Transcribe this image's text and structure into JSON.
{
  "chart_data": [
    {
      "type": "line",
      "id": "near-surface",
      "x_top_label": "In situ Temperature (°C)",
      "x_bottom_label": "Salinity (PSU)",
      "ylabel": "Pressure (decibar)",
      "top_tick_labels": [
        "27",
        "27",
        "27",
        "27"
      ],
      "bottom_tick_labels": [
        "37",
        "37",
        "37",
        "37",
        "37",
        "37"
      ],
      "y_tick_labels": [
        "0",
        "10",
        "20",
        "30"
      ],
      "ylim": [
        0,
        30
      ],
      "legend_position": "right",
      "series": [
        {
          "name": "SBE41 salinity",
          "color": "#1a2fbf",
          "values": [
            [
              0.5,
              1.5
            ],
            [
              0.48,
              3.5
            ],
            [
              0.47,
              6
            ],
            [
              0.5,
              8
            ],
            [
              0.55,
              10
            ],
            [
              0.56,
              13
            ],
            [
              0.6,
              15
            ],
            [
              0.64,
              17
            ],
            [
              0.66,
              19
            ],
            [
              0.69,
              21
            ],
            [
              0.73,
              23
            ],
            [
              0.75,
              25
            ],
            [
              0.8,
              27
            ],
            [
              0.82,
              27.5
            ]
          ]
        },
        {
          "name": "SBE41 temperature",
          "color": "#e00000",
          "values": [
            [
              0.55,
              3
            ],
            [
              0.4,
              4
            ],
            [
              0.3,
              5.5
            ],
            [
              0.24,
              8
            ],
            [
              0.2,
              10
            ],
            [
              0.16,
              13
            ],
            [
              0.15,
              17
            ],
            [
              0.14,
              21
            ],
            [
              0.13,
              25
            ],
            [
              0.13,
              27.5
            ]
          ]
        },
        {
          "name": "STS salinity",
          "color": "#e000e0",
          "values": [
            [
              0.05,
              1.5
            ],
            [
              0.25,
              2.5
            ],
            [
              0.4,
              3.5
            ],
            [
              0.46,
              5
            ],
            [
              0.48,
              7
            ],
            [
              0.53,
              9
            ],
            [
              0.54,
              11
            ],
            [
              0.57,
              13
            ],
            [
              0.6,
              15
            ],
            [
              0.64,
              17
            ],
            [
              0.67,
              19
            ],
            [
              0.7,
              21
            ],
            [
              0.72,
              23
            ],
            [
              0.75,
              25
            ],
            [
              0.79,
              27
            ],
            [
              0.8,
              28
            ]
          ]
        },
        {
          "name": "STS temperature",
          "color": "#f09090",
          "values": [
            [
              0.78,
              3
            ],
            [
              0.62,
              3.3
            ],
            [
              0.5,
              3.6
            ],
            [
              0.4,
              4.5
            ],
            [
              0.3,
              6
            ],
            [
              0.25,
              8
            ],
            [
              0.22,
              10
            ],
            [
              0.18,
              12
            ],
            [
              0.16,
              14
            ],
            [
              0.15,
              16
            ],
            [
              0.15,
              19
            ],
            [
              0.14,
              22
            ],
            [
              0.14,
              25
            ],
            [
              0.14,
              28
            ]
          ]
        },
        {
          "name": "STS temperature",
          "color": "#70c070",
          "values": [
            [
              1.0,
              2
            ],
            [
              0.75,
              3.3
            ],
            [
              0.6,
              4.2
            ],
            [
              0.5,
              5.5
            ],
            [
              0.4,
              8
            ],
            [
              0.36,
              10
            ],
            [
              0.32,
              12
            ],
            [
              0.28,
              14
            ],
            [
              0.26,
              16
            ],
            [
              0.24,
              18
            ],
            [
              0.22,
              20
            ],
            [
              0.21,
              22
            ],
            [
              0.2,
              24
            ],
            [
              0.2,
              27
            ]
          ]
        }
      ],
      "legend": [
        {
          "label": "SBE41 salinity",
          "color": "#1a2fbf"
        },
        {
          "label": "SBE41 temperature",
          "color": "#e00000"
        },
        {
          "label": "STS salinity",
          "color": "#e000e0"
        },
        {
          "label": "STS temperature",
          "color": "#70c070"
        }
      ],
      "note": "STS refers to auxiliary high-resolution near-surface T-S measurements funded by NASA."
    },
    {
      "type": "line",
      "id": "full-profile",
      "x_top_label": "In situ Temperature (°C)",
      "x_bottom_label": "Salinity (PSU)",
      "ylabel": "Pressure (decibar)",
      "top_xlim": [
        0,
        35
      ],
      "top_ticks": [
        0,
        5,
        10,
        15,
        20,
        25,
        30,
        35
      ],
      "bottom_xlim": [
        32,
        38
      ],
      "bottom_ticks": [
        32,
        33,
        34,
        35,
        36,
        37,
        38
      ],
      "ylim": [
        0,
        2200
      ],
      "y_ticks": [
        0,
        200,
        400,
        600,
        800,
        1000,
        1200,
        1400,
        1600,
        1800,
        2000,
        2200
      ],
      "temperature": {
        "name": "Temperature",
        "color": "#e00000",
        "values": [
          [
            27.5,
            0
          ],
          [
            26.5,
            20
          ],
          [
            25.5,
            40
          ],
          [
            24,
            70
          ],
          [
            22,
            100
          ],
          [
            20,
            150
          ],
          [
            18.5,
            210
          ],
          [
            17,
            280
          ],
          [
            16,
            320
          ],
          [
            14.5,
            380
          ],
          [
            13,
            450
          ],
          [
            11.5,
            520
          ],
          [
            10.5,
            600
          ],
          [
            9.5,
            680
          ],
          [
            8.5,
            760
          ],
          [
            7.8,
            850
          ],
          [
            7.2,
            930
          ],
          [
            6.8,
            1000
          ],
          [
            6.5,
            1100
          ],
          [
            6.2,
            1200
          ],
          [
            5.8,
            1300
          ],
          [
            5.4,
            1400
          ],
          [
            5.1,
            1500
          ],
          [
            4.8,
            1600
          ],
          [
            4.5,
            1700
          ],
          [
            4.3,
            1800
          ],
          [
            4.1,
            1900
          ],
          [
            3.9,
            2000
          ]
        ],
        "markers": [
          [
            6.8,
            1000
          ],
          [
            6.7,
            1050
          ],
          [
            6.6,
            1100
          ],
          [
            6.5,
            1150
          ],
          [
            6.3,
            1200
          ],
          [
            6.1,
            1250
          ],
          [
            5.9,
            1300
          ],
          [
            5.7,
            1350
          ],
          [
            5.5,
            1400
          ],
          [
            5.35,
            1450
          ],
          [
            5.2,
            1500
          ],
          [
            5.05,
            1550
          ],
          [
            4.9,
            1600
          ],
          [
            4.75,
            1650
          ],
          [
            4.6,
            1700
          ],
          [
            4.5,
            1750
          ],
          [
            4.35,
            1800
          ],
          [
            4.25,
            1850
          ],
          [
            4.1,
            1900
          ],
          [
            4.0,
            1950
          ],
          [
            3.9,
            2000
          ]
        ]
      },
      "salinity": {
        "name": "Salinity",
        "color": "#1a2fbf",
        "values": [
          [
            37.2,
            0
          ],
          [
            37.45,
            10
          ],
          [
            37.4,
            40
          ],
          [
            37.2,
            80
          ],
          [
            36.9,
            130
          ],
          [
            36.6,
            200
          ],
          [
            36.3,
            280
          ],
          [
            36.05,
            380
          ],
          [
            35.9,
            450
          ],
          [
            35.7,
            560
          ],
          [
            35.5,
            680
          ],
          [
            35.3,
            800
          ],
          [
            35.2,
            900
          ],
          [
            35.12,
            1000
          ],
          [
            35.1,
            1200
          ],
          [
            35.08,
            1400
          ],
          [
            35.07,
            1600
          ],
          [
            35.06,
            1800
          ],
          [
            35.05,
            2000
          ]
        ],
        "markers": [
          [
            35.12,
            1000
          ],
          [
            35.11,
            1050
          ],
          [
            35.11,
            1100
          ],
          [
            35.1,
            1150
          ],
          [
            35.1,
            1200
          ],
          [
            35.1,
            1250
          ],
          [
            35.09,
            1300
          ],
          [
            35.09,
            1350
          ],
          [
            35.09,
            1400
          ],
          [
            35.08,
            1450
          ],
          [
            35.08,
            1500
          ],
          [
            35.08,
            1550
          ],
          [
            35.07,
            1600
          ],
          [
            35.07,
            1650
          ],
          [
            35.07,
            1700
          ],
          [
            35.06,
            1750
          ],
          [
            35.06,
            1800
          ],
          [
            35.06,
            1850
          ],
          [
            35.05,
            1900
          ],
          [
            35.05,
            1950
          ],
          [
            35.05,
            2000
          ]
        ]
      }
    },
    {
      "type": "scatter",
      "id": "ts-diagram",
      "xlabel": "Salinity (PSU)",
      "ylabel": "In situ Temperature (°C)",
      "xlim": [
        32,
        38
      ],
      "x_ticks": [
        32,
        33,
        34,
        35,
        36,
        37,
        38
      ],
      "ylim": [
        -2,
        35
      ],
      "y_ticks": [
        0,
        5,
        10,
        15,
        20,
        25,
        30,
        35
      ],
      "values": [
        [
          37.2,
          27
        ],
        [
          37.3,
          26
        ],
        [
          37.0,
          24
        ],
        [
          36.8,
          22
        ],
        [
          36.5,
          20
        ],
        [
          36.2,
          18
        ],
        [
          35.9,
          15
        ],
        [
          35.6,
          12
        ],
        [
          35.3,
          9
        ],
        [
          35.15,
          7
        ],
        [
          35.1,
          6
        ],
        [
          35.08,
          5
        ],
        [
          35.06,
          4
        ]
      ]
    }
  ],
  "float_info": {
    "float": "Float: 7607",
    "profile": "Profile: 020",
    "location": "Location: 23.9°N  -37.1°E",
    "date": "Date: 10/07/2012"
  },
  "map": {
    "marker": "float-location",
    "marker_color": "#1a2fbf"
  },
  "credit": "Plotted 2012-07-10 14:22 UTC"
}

• _What needs to be done_: Search the data for "name" and list every line in which it occurs.

• _Problem solution_:
          "name": "SBE41 salinity",
          "name": "SBE41 temperature",
          "name": "STS salinity",
          "name": "STS temperature",
          "name": "STS temperature",
        "name": "Temperature",
        "name": "Salinity",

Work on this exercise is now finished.